Problem details:
Set every record down verbatim and omit the pictures.

(Some records)
╔══

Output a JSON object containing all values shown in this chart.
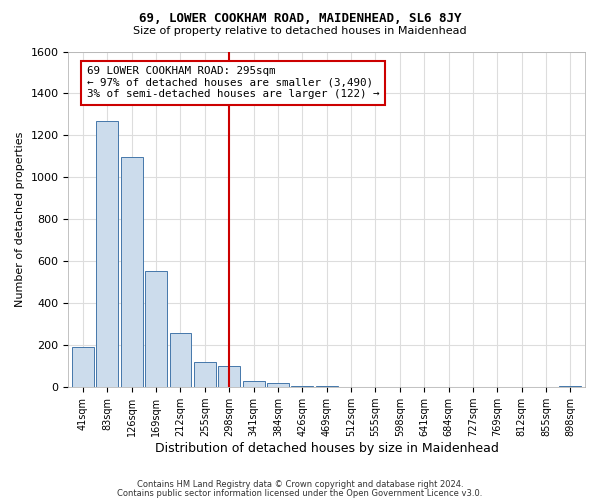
{
  "title1": "69, LOWER COOKHAM ROAD, MAIDENHEAD, SL6 8JY",
  "title2": "Size of property relative to detached houses in Maidenhead",
  "xlabel": "Distribution of detached houses by size in Maidenhead",
  "ylabel": "Number of detached properties",
  "bar_labels": [
    "41sqm",
    "83sqm",
    "126sqm",
    "169sqm",
    "212sqm",
    "255sqm",
    "298sqm",
    "341sqm",
    "384sqm",
    "426sqm",
    "469sqm",
    "512sqm",
    "555sqm",
    "598sqm",
    "641sqm",
    "684sqm",
    "727sqm",
    "769sqm",
    "812sqm",
    "855sqm",
    "898sqm"
  ],
  "bar_values": [
    193,
    1270,
    1095,
    555,
    260,
    120,
    100,
    30,
    18,
    8,
    4,
    2,
    1,
    0,
    0,
    0,
    0,
    0,
    0,
    0,
    5
  ],
  "bar_color": "#ccdcec",
  "bar_edge_color": "#4477aa",
  "vline_x_index": 6,
  "vline_color": "#cc0000",
  "annotation_line1": "69 LOWER COOKHAM ROAD: 295sqm",
  "annotation_line2": "← 97% of detached houses are smaller (3,490)",
  "annotation_line3": "3% of semi-detached houses are larger (122) →",
  "annotation_box_color": "white",
  "annotation_box_edge": "#cc0000",
  "ylim": [
    0,
    1600
  ],
  "yticks": [
    0,
    200,
    400,
    600,
    800,
    1000,
    1200,
    1400,
    1600
  ],
  "bg_color": "#ffffff",
  "plot_bg_color": "#ffffff",
  "grid_color": "#dddddd",
  "footer1": "Contains HM Land Registry data © Crown copyright and database right 2024.",
  "footer2": "Contains public sector information licensed under the Open Government Licence v3.0."
}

╚══

Task solution:
Output a JSON object containing all values shown in this chart.
{
  "title1": "69, LOWER COOKHAM ROAD, MAIDENHEAD, SL6 8JY",
  "title2": "Size of property relative to detached houses in Maidenhead",
  "xlabel": "Distribution of detached houses by size in Maidenhead",
  "ylabel": "Number of detached properties",
  "bar_labels": [
    "41sqm",
    "83sqm",
    "126sqm",
    "169sqm",
    "212sqm",
    "255sqm",
    "298sqm",
    "341sqm",
    "384sqm",
    "426sqm",
    "469sqm",
    "512sqm",
    "555sqm",
    "598sqm",
    "641sqm",
    "684sqm",
    "727sqm",
    "769sqm",
    "812sqm",
    "855sqm",
    "898sqm"
  ],
  "bar_values": [
    193,
    1270,
    1095,
    555,
    260,
    120,
    100,
    30,
    18,
    8,
    4,
    2,
    1,
    0,
    0,
    0,
    0,
    0,
    0,
    0,
    5
  ],
  "bar_color": "#ccdcec",
  "bar_edge_color": "#4477aa",
  "vline_x_index": 6,
  "vline_color": "#cc0000",
  "annotation_line1": "69 LOWER COOKHAM ROAD: 295sqm",
  "annotation_line2": "← 97% of detached houses are smaller (3,490)",
  "annotation_line3": "3% of semi-detached houses are larger (122) →",
  "annotation_box_color": "white",
  "annotation_box_edge": "#cc0000",
  "ylim": [
    0,
    1600
  ],
  "yticks": [
    0,
    200,
    400,
    600,
    800,
    1000,
    1200,
    1400,
    1600
  ],
  "bg_color": "#ffffff",
  "plot_bg_color": "#ffffff",
  "grid_color": "#dddddd",
  "footer1": "Contains HM Land Registry data © Crown copyright and database right 2024.",
  "footer2": "Contains public sector information licensed under the Open Government Licence v3.0."
}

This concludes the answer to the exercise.